■ Stated task ■
Set out every line bearing the string "Costs".

Stored data entries:

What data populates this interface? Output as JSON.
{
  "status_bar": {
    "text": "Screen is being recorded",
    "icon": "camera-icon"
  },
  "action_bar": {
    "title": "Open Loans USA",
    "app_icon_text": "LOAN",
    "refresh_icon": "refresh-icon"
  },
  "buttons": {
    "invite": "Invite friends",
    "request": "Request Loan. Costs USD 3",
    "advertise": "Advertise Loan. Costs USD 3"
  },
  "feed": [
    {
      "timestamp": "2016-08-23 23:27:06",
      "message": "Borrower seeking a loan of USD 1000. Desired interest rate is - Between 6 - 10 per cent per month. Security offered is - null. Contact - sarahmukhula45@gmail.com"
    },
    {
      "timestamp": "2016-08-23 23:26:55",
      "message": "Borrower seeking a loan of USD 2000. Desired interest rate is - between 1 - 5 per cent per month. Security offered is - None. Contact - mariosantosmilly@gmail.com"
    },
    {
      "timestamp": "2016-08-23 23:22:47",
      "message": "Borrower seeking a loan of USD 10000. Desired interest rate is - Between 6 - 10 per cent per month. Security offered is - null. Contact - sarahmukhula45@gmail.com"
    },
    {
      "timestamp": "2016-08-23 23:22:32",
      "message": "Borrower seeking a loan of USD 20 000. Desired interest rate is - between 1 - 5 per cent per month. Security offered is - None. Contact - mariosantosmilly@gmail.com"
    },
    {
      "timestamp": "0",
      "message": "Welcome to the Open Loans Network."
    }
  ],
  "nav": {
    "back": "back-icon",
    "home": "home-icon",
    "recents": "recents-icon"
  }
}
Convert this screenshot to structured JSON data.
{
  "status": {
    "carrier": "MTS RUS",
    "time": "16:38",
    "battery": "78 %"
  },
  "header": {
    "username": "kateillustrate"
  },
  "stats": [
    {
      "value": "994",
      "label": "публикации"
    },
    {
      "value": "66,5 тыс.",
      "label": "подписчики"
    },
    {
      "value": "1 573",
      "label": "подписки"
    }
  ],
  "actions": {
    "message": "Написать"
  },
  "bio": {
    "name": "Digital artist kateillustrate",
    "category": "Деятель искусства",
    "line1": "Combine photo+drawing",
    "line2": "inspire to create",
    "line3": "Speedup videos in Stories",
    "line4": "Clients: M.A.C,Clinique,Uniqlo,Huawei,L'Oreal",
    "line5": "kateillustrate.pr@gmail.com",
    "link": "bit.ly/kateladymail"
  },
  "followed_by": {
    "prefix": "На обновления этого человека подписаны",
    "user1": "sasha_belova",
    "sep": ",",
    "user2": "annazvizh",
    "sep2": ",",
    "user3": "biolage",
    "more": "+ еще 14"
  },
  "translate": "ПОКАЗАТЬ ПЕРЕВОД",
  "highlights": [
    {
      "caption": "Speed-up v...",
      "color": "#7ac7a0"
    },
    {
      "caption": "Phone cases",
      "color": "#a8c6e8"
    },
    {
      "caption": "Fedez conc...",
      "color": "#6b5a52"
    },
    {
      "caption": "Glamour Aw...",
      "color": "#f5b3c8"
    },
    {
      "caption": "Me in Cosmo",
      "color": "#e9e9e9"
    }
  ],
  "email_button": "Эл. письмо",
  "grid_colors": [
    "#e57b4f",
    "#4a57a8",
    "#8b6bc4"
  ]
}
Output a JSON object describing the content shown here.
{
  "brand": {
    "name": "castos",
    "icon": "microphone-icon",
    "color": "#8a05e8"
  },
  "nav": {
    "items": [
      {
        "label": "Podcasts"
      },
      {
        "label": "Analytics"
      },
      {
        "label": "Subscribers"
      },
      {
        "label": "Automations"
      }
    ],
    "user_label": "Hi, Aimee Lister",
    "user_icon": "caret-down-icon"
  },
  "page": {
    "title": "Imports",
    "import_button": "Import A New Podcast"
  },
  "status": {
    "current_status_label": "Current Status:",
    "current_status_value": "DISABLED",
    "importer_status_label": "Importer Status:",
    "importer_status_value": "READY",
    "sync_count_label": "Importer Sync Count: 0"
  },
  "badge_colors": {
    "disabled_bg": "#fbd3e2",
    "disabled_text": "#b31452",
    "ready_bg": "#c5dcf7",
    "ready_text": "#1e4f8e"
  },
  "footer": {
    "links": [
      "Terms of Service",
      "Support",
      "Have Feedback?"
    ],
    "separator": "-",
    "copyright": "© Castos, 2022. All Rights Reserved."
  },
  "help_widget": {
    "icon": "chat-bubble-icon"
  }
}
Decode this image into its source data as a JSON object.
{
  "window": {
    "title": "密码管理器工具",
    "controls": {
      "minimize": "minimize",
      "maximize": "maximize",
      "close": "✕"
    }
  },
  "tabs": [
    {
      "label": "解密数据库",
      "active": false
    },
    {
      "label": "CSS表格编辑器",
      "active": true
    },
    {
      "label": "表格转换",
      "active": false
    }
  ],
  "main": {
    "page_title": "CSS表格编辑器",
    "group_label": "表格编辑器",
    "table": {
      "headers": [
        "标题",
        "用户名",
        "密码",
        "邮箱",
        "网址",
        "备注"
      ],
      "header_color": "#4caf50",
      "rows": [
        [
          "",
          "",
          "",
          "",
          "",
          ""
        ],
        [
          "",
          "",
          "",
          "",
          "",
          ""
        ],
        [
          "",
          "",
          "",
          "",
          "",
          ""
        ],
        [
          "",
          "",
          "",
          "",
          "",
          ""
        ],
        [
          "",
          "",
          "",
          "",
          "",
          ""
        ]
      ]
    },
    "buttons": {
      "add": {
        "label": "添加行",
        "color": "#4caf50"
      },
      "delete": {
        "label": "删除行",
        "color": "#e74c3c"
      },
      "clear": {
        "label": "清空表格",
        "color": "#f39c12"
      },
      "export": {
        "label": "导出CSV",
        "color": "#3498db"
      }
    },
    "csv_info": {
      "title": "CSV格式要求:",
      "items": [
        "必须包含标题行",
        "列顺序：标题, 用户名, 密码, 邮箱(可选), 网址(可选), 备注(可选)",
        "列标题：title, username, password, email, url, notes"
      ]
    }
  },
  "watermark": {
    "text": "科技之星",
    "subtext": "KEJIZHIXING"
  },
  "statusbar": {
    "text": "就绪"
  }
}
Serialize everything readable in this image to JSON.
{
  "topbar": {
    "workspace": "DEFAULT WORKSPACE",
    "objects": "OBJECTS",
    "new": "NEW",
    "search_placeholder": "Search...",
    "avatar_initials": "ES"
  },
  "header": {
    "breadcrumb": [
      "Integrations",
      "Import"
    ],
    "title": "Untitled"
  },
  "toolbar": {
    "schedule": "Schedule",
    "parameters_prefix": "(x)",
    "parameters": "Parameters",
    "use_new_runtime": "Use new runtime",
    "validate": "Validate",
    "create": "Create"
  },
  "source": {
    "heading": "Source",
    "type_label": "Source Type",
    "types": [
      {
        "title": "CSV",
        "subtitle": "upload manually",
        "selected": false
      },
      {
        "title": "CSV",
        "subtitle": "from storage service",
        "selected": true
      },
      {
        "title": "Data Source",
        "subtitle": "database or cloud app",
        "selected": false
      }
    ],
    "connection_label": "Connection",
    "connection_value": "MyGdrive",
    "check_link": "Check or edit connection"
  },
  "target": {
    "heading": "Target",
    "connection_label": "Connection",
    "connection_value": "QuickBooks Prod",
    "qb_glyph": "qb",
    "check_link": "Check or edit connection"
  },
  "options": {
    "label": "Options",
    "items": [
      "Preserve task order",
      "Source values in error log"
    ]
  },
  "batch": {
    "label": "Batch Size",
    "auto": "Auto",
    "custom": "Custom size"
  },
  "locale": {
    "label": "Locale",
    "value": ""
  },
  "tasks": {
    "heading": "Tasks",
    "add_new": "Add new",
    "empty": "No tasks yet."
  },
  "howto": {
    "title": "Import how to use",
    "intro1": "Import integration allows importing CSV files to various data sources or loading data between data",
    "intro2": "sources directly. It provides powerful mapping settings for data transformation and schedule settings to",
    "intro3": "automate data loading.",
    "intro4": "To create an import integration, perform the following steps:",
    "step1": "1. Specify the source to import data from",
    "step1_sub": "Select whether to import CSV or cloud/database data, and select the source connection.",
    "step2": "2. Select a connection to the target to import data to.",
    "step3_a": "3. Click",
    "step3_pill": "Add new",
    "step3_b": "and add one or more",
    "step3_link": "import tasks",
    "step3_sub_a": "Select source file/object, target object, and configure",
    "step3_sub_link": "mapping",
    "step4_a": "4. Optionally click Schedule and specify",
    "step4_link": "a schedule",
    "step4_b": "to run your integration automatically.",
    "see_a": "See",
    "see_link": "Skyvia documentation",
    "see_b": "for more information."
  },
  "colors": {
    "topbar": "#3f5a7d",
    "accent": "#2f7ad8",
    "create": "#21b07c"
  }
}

■ Exercise result ■
    "request": "Request Loan. Costs USD 3",
    "advertise": "Advertise Loan. Costs USD 3"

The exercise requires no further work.